━━━━━ SOURCE MATERIAL ━━━━━
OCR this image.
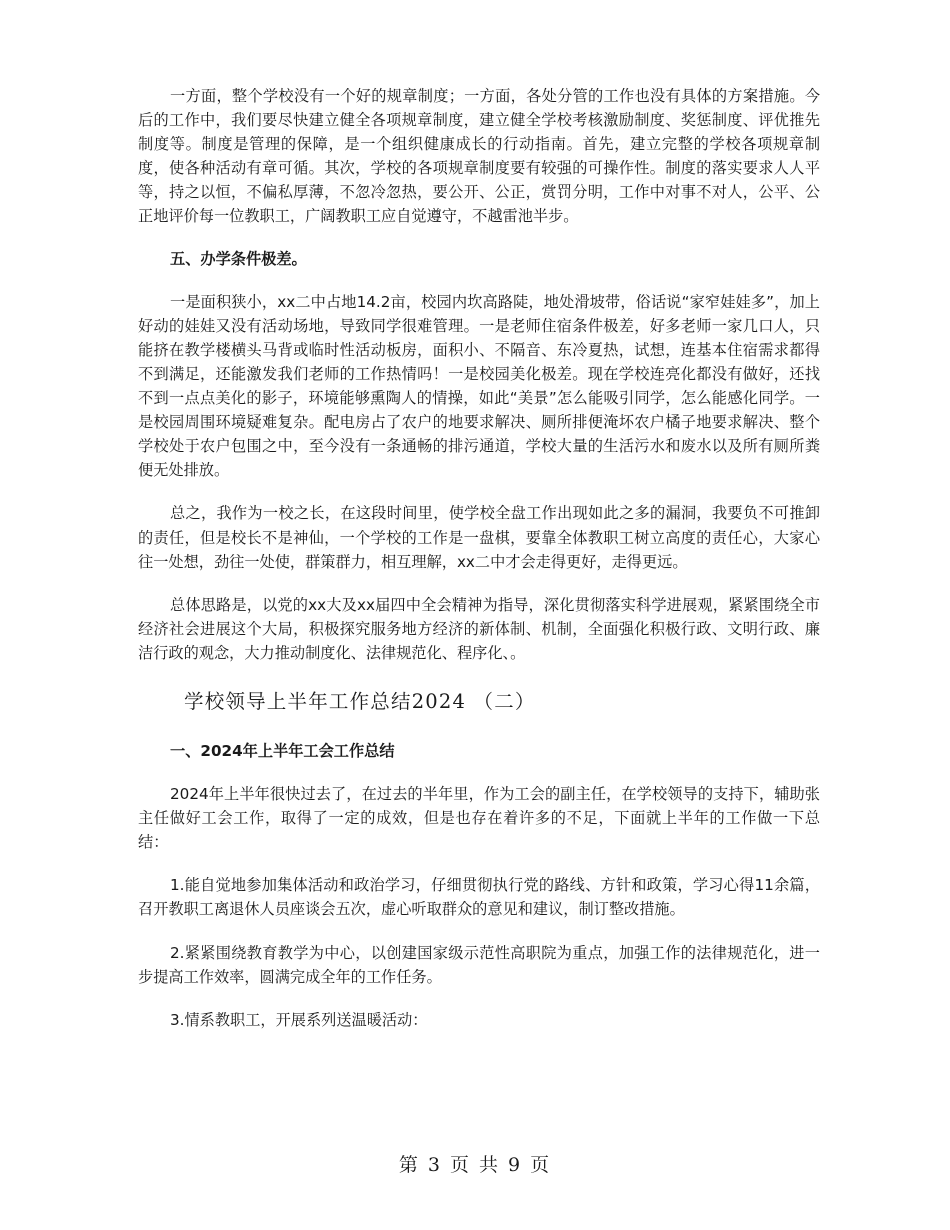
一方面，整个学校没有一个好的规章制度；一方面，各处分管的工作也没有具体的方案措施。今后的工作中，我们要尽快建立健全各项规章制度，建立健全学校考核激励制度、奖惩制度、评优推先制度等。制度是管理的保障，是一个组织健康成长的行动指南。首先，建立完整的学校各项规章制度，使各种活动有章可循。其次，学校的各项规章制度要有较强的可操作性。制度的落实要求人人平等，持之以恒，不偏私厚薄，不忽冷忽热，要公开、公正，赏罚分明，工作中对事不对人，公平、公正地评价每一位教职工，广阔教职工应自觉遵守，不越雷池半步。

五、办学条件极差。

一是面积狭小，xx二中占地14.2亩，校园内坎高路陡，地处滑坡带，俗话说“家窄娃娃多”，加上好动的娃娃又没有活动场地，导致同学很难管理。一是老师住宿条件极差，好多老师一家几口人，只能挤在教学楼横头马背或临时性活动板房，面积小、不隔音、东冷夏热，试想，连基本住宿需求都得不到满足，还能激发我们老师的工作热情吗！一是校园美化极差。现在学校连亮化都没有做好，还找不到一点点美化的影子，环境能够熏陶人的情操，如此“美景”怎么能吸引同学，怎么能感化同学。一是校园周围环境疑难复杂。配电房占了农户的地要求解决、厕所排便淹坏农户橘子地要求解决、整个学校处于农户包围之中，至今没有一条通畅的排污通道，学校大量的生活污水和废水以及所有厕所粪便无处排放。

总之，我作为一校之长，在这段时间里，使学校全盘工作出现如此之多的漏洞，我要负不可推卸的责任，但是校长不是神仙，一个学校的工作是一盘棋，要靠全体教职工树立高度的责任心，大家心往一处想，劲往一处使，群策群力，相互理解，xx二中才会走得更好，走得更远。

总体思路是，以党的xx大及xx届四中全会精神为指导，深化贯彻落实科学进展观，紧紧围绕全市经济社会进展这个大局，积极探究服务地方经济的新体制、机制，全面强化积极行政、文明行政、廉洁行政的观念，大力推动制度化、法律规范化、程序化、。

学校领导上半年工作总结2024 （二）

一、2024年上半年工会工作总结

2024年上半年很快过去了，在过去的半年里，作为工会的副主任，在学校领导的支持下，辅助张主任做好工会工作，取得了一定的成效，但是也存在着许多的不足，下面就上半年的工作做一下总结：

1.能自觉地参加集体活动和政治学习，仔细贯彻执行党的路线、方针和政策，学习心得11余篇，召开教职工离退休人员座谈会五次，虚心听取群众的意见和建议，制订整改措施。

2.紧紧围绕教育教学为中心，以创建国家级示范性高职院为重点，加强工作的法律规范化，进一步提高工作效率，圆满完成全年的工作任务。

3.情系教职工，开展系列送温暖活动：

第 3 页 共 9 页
━━━━━
━━━━━ SOURCE MATERIAL ━━━━━
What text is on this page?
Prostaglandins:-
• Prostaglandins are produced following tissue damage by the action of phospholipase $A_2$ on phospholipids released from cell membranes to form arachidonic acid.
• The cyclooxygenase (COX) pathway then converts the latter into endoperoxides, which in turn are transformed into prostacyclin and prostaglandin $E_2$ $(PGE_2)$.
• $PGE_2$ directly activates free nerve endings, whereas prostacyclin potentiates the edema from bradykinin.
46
━━━━━
PROBLEM
Copy every single line of the material above that holds "this".

REPLY
OCR this image.
What text is on this page?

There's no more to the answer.